→ Problem statement
Tally the lines in the listing below that contain "إسحاق" and report the tally alone.

(Recorded data)

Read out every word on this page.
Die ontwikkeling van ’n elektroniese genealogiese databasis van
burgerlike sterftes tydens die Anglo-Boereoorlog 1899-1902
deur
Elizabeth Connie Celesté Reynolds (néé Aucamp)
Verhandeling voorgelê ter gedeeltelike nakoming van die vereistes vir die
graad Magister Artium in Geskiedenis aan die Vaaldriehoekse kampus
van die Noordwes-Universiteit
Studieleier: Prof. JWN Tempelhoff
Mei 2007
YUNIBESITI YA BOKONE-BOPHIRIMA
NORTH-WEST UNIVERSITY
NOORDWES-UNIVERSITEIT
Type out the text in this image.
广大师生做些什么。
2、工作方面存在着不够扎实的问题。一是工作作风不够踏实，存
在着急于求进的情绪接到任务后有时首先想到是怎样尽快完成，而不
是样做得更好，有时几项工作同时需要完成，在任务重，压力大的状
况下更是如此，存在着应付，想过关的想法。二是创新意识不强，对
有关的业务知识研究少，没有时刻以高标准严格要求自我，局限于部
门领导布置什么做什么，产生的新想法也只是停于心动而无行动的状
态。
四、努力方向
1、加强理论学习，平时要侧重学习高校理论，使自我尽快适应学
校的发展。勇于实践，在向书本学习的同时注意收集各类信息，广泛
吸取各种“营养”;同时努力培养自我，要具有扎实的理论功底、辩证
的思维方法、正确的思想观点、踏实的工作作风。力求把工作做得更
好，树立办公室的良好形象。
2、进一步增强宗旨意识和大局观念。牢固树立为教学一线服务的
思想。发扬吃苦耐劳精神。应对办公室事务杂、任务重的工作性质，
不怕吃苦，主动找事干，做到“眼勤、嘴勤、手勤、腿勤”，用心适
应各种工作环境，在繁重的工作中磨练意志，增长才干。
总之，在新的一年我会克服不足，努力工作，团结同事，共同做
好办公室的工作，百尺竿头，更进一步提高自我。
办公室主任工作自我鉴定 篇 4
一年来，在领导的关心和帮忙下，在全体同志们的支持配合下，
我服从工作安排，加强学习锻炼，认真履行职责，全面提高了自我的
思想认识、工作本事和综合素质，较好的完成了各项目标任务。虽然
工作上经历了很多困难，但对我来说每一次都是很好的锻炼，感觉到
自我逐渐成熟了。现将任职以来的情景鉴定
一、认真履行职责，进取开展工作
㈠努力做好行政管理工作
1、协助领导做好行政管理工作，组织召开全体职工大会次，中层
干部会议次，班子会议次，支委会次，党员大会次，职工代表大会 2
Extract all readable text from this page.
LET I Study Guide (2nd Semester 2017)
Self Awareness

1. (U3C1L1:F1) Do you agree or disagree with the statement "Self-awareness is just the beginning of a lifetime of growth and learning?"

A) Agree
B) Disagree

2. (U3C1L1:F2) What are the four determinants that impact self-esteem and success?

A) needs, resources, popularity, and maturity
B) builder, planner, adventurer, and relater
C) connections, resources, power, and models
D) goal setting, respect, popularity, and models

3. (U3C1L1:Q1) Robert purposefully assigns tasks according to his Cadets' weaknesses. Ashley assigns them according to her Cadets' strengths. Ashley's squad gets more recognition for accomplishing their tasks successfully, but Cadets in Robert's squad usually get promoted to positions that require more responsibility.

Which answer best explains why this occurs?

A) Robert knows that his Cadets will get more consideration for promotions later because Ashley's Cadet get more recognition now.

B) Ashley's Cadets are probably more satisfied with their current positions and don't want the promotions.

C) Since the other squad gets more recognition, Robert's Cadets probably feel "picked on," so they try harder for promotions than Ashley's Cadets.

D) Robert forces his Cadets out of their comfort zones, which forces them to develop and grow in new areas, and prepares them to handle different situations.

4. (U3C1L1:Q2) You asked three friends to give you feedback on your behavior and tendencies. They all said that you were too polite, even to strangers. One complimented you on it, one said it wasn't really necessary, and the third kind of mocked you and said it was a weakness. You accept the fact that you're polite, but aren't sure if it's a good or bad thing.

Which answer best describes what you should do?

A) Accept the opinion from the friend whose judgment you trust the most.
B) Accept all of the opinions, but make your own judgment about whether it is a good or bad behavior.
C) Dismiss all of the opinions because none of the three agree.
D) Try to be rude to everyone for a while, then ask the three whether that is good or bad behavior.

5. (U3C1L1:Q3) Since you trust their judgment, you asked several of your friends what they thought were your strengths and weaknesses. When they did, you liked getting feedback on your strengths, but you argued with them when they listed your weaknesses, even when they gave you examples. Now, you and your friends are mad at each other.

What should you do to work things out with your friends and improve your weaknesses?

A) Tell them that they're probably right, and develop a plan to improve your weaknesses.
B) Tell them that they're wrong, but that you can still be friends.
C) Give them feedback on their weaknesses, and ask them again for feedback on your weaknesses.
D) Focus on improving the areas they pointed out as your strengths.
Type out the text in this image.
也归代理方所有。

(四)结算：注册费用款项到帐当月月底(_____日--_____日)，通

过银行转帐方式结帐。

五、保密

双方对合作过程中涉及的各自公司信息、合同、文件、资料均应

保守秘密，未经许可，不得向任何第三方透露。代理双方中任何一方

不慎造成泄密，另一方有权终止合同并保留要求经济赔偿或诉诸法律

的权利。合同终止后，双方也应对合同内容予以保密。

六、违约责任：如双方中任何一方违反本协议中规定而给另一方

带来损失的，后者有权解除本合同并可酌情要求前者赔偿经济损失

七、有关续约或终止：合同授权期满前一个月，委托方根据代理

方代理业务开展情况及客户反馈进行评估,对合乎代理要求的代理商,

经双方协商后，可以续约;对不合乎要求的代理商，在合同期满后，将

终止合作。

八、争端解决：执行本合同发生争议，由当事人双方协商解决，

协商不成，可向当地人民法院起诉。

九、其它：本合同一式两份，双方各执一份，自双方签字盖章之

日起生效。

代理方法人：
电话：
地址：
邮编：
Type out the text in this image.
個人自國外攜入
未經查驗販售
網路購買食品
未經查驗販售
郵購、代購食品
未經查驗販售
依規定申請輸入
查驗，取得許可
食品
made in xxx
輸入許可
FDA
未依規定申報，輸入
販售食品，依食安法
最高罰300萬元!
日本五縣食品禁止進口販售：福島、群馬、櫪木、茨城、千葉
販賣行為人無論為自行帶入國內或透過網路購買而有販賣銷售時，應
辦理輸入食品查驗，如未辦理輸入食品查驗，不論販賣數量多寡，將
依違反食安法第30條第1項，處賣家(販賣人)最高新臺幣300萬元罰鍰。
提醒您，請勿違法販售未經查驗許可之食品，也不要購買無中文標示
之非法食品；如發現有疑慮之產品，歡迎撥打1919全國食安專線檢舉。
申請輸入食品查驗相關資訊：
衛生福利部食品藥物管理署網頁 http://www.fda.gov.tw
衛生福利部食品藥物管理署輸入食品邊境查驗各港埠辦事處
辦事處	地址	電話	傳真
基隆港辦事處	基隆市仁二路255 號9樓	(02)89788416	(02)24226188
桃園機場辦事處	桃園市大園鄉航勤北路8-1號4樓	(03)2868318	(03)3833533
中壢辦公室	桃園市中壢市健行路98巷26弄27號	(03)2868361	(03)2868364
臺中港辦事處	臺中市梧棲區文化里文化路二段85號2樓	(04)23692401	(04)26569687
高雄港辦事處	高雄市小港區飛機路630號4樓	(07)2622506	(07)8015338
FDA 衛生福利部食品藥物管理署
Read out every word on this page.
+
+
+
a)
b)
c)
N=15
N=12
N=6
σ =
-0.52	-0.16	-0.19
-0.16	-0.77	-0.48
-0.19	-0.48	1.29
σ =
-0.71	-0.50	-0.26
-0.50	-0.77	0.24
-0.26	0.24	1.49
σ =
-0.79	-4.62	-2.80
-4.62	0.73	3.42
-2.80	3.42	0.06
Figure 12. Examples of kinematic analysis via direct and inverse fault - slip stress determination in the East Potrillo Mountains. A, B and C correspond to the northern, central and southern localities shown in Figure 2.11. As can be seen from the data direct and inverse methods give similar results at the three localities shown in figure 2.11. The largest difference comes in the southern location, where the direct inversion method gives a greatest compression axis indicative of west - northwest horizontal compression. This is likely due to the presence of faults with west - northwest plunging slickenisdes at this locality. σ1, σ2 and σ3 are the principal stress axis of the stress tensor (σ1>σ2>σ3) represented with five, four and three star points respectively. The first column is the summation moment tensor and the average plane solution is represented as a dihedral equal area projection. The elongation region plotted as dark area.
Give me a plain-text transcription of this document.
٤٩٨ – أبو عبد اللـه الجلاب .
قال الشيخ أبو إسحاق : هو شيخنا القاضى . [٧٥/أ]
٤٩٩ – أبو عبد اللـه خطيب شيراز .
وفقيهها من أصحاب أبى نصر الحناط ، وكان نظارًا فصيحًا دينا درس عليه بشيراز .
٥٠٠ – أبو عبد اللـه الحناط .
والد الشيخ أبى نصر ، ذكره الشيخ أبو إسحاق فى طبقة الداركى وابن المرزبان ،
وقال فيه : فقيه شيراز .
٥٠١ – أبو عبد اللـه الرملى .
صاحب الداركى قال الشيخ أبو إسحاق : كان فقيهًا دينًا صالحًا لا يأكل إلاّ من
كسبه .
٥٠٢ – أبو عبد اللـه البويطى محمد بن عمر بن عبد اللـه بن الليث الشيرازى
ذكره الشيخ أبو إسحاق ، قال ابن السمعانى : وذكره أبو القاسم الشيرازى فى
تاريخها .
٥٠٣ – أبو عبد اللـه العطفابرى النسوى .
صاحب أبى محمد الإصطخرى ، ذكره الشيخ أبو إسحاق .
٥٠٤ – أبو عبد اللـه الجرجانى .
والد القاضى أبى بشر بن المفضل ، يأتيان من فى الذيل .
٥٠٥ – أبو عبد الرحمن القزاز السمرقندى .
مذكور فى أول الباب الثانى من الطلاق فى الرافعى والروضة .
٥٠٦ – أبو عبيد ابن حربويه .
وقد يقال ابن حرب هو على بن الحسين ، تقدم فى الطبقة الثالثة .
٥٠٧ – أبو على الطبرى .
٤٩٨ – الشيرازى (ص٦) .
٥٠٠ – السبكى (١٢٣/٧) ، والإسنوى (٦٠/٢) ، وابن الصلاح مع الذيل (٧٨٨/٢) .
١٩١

→ Response to this task
5